Extracted data entries
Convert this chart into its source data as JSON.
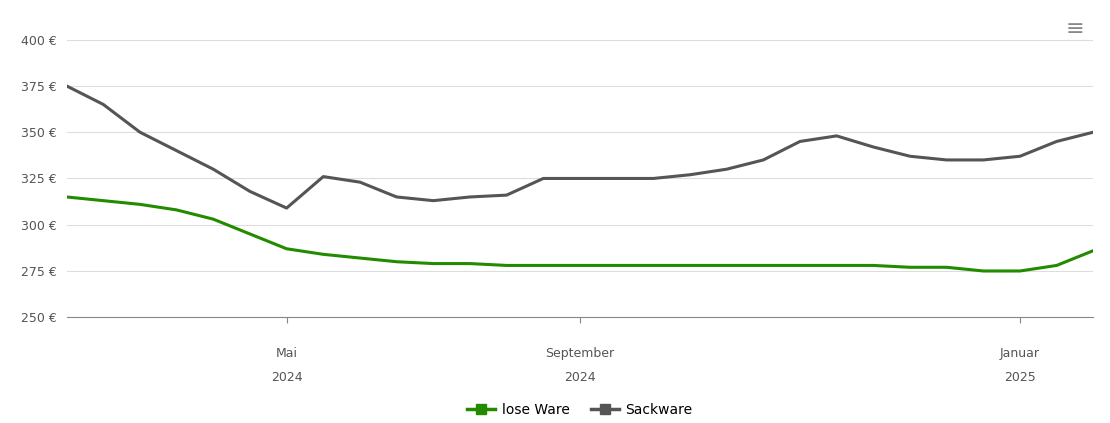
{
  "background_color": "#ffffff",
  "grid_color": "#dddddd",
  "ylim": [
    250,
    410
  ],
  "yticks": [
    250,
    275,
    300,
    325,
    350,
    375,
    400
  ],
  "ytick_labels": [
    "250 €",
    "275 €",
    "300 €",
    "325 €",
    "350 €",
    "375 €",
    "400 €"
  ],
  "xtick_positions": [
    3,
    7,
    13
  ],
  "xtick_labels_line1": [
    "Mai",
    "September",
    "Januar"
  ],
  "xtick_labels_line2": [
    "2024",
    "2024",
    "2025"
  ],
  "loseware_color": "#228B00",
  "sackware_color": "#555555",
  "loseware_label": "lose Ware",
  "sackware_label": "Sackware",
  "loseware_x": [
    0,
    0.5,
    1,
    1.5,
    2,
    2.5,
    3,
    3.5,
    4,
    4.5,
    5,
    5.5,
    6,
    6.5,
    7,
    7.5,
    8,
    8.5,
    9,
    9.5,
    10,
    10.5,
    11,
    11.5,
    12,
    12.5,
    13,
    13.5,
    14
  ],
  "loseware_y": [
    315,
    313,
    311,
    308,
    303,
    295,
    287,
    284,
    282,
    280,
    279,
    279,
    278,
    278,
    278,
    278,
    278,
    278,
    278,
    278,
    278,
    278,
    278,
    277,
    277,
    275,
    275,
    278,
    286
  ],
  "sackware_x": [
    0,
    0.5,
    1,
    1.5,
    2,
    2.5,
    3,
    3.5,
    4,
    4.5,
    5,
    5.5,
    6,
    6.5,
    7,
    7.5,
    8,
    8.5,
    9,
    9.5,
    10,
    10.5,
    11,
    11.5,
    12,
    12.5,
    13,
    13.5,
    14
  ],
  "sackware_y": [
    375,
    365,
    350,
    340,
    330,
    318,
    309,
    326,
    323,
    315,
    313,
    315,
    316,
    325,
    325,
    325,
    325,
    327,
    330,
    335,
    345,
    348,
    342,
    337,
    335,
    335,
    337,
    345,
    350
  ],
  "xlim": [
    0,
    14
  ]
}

| Task directions |
Restate the full listing verbatim and drop every picture.

| Task solution |
Convert this chart into its source data as JSON.
{
  "background_color": "#ffffff",
  "grid_color": "#dddddd",
  "ylim": [
    250,
    410
  ],
  "yticks": [
    250,
    275,
    300,
    325,
    350,
    375,
    400
  ],
  "ytick_labels": [
    "250 €",
    "275 €",
    "300 €",
    "325 €",
    "350 €",
    "375 €",
    "400 €"
  ],
  "xtick_positions": [
    3,
    7,
    13
  ],
  "xtick_labels_line1": [
    "Mai",
    "September",
    "Januar"
  ],
  "xtick_labels_line2": [
    "2024",
    "2024",
    "2025"
  ],
  "loseware_color": "#228B00",
  "sackware_color": "#555555",
  "loseware_label": "lose Ware",
  "sackware_label": "Sackware",
  "loseware_x": [
    0,
    0.5,
    1,
    1.5,
    2,
    2.5,
    3,
    3.5,
    4,
    4.5,
    5,
    5.5,
    6,
    6.5,
    7,
    7.5,
    8,
    8.5,
    9,
    9.5,
    10,
    10.5,
    11,
    11.5,
    12,
    12.5,
    13,
    13.5,
    14
  ],
  "loseware_y": [
    315,
    313,
    311,
    308,
    303,
    295,
    287,
    284,
    282,
    280,
    279,
    279,
    278,
    278,
    278,
    278,
    278,
    278,
    278,
    278,
    278,
    278,
    278,
    277,
    277,
    275,
    275,
    278,
    286
  ],
  "sackware_x": [
    0,
    0.5,
    1,
    1.5,
    2,
    2.5,
    3,
    3.5,
    4,
    4.5,
    5,
    5.5,
    6,
    6.5,
    7,
    7.5,
    8,
    8.5,
    9,
    9.5,
    10,
    10.5,
    11,
    11.5,
    12,
    12.5,
    13,
    13.5,
    14
  ],
  "sackware_y": [
    375,
    365,
    350,
    340,
    330,
    318,
    309,
    326,
    323,
    315,
    313,
    315,
    316,
    325,
    325,
    325,
    325,
    327,
    330,
    335,
    345,
    348,
    342,
    337,
    335,
    335,
    337,
    345,
    350
  ],
  "xlim": [
    0,
    14
  ]
}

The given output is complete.